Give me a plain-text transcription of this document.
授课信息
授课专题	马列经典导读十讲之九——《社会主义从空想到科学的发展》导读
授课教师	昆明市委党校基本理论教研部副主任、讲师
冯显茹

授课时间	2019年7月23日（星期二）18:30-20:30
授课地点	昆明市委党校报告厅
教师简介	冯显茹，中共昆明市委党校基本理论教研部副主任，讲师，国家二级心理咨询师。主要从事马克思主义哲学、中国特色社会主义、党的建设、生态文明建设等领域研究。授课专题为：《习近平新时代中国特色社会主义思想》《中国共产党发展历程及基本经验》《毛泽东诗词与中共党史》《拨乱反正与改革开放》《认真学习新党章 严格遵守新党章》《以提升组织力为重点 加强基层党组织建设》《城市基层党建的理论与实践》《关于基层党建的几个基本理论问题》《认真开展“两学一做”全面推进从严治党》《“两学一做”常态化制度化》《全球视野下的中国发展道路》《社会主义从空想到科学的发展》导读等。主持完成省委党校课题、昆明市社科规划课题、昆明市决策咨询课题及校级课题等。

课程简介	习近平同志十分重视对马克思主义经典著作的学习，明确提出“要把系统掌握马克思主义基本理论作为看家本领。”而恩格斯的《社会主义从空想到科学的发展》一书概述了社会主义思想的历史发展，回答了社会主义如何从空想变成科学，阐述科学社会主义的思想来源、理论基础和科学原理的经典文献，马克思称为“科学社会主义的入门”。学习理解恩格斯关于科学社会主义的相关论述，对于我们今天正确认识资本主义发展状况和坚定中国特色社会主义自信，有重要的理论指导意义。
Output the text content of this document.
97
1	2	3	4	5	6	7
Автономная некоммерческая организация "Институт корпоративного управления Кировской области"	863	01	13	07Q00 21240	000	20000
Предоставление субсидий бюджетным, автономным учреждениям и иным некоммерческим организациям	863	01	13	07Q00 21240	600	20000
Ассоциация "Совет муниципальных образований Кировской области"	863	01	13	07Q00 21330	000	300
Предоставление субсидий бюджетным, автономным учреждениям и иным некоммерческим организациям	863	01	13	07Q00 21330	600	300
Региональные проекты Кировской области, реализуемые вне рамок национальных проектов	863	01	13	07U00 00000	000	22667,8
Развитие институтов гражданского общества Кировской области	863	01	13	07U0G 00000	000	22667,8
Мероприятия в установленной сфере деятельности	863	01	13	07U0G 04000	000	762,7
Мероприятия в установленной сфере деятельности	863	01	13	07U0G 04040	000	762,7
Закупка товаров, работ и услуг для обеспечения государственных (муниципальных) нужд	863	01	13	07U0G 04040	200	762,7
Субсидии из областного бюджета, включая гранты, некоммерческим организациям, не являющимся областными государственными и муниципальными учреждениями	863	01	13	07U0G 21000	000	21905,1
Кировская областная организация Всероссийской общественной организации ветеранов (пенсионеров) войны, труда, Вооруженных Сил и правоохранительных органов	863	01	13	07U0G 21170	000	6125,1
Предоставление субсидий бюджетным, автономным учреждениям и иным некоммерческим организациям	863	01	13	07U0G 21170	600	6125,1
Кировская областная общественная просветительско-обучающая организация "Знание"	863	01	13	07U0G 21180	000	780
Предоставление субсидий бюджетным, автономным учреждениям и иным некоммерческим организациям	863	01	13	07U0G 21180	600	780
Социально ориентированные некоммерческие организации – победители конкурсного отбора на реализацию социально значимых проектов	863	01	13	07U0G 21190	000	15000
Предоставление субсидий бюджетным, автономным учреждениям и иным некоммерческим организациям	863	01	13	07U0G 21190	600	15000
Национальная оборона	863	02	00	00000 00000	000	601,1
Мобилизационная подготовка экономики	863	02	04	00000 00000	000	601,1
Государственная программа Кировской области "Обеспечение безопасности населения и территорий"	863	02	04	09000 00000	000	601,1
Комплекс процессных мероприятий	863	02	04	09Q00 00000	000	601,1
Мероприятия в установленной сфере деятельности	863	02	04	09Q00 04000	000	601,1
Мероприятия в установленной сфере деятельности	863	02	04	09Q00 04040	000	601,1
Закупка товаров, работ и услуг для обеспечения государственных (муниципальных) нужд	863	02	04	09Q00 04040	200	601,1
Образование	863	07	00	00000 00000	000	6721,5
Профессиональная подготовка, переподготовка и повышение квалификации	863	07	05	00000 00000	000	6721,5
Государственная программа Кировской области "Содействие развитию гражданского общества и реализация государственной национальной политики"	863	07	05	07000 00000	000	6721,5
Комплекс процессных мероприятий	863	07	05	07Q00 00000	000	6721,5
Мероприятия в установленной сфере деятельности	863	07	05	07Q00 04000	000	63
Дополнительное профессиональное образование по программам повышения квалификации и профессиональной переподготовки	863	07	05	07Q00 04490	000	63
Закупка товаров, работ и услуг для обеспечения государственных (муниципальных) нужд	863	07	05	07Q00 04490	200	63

###

**Written request:** Extract the listing in its entirety and repeat it exactly.

**Answer to this problem:**
Give me a plain-text transcription of this document.
授课信息
授课专题	马列经典导读十讲之九——《社会主义从空想到科学的发展》导读
授课教师	昆明市委党校基本理论教研部副主任、讲师
冯显茹

授课时间	2019年7月23日（星期二）18:30-20:30
授课地点	昆明市委党校报告厅
教师简介	冯显茹，中共昆明市委党校基本理论教研部副主任，讲师，国家二级心理咨询师。主要从事马克思主义哲学、中国特色社会主义、党的建设、生态文明建设等领域研究。授课专题为：《习近平新时代中国特色社会主义思想》《中国共产党发展历程及基本经验》《毛泽东诗词与中共党史》《拨乱反正与改革开放》《认真学习新党章 严格遵守新党章》《以提升组织力为重点 加强基层党组织建设》《城市基层党建的理论与实践》《关于基层党建的几个基本理论问题》《认真开展“两学一做”全面推进从严治党》《“两学一做”常态化制度化》《全球视野下的中国发展道路》《社会主义从空想到科学的发展》导读等。主持完成省委党校课题、昆明市社科规划课题、昆明市决策咨询课题及校级课题等。

课程简介	习近平同志十分重视对马克思主义经典著作的学习，明确提出“要把系统掌握马克思主义基本理论作为看家本领。”而恩格斯的《社会主义从空想到科学的发展》一书概述了社会主义思想的历史发展，回答了社会主义如何从空想变成科学，阐述科学社会主义的思想来源、理论基础和科学原理的经典文献，马克思称为“科学社会主义的入门”。学习理解恩格斯关于科学社会主义的相关论述，对于我们今天正确认识资本主义发展状况和坚定中国特色社会主义自信，有重要的理论指导意义。
Output the text content of this document.
97
1	2	3	4	5	6	7
Автономная некоммерческая организация "Институт корпоративного управления Кировской области"	863	01	13	07Q00 21240	000	20000
Предоставление субсидий бюджетным, автономным учреждениям и иным некоммерческим организациям	863	01	13	07Q00 21240	600	20000
Ассоциация "Совет муниципальных образований Кировской области"	863	01	13	07Q00 21330	000	300
Предоставление субсидий бюджетным, автономным учреждениям и иным некоммерческим организациям	863	01	13	07Q00 21330	600	300
Региональные проекты Кировской области, реализуемые вне рамок национальных проектов	863	01	13	07U00 00000	000	22667,8
Развитие институтов гражданского общества Кировской области	863	01	13	07U0G 00000	000	22667,8
Мероприятия в установленной сфере деятельности	863	01	13	07U0G 04000	000	762,7
Мероприятия в установленной сфере деятельности	863	01	13	07U0G 04040	000	762,7
Закупка товаров, работ и услуг для обеспечения государственных (муниципальных) нужд	863	01	13	07U0G 04040	200	762,7
Субсидии из областного бюджета, включая гранты, некоммерческим организациям, не являющимся областными государственными и муниципальными учреждениями	863	01	13	07U0G 21000	000	21905,1
Кировская областная организация Всероссийской общественной организации ветеранов (пенсионеров) войны, труда, Вооруженных Сил и правоохранительных органов	863	01	13	07U0G 21170	000	6125,1
Предоставление субсидий бюджетным, автономным учреждениям и иным некоммерческим организациям	863	01	13	07U0G 21170	600	6125,1
Кировская областная общественная просветительско-обучающая организация "Знание"	863	01	13	07U0G 21180	000	780
Предоставление субсидий бюджетным, автономным учреждениям и иным некоммерческим организациям	863	01	13	07U0G 21180	600	780
Социально ориентированные некоммерческие организации – победители конкурсного отбора на реализацию социально значимых проектов	863	01	13	07U0G 21190	000	15000
Предоставление субсидий бюджетным, автономным учреждениям и иным некоммерческим организациям	863	01	13	07U0G 21190	600	15000
Национальная оборона	863	02	00	00000 00000	000	601,1
Мобилизационная подготовка экономики	863	02	04	00000 00000	000	601,1
Государственная программа Кировской области "Обеспечение безопасности населения и территорий"	863	02	04	09000 00000	000	601,1
Комплекс процессных мероприятий	863	02	04	09Q00 00000	000	601,1
Мероприятия в установленной сфере деятельности	863	02	04	09Q00 04000	000	601,1
Мероприятия в установленной сфере деятельности	863	02	04	09Q00 04040	000	601,1
Закупка товаров, работ и услуг для обеспечения государственных (муниципальных) нужд	863	02	04	09Q00 04040	200	601,1
Образование	863	07	00	00000 00000	000	6721,5
Профессиональная подготовка, переподготовка и повышение квалификации	863	07	05	00000 00000	000	6721,5
Государственная программа Кировской области "Содействие развитию гражданского общества и реализация государственной национальной политики"	863	07	05	07000 00000	000	6721,5
Комплекс процессных мероприятий	863	07	05	07Q00 00000	000	6721,5
Мероприятия в установленной сфере деятельности	863	07	05	07Q00 04000	000	63
Дополнительное профессиональное образование по программам повышения квалификации и профессиональной переподготовки	863	07	05	07Q00 04490	000	63
Закупка товаров, работ и услуг для обеспечения государственных (муниципальных) нужд	863	07	05	07Q00 04490	200	63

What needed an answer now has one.